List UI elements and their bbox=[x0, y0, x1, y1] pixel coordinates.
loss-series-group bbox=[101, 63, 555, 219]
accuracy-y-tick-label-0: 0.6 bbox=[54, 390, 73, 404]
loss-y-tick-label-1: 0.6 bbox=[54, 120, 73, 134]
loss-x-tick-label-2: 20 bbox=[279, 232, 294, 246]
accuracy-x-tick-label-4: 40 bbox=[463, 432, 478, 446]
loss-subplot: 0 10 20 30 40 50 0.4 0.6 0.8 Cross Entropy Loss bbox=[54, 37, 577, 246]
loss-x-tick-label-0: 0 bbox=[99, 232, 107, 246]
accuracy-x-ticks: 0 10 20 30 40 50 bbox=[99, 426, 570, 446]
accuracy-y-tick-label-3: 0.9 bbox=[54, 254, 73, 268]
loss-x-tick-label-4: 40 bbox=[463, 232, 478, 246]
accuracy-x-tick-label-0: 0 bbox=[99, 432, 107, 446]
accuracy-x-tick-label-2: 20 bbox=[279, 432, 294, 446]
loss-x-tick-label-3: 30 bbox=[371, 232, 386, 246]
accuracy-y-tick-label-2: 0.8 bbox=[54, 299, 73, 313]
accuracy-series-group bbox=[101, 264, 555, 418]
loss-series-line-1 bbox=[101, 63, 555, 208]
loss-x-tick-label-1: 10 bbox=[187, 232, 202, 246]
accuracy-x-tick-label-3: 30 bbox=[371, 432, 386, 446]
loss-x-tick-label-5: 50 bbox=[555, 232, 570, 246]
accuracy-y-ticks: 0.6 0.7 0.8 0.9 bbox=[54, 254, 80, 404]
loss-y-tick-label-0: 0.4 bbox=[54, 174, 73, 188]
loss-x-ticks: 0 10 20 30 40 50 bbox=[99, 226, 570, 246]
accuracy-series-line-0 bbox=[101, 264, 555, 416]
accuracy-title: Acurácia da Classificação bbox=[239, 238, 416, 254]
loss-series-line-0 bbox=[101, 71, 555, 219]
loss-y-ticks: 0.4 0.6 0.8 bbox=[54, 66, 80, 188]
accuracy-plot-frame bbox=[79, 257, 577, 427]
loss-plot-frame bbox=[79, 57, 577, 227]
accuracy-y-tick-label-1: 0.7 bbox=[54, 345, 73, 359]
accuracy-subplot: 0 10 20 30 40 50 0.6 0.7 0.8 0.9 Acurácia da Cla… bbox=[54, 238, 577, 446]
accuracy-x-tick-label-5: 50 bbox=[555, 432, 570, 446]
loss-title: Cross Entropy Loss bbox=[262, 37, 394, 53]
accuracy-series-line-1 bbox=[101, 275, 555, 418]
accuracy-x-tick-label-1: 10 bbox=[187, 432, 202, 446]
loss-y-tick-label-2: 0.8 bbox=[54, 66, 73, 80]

# # #

The problem.
Reproduce the rows from the start of the rows through the line containing "accuracy-y-tick-label-3: 0.9 bbox=[54, 254, 73, 268]", inclusive, substituting "Training Loss" for every "Cross Entropy Loss" and leaving everything else unchanged.

Completed task.
List UI elements and their bbox=[x0, y0, x1, y1] pixel coordinates.
loss-series-group bbox=[101, 63, 555, 219]
accuracy-y-tick-label-0: 0.6 bbox=[54, 390, 73, 404]
loss-y-tick-label-1: 0.6 bbox=[54, 120, 73, 134]
loss-x-tick-label-2: 20 bbox=[279, 232, 294, 246]
accuracy-x-tick-label-4: 40 bbox=[463, 432, 478, 446]
loss-subplot: 0 10 20 30 40 50 0.4 0.6 0.8 Training Loss bbox=[54, 37, 577, 246]
loss-x-tick-label-0: 0 bbox=[99, 232, 107, 246]
accuracy-x-ticks: 0 10 20 30 40 50 bbox=[99, 426, 570, 446]
accuracy-y-tick-label-3: 0.9 bbox=[54, 254, 73, 268]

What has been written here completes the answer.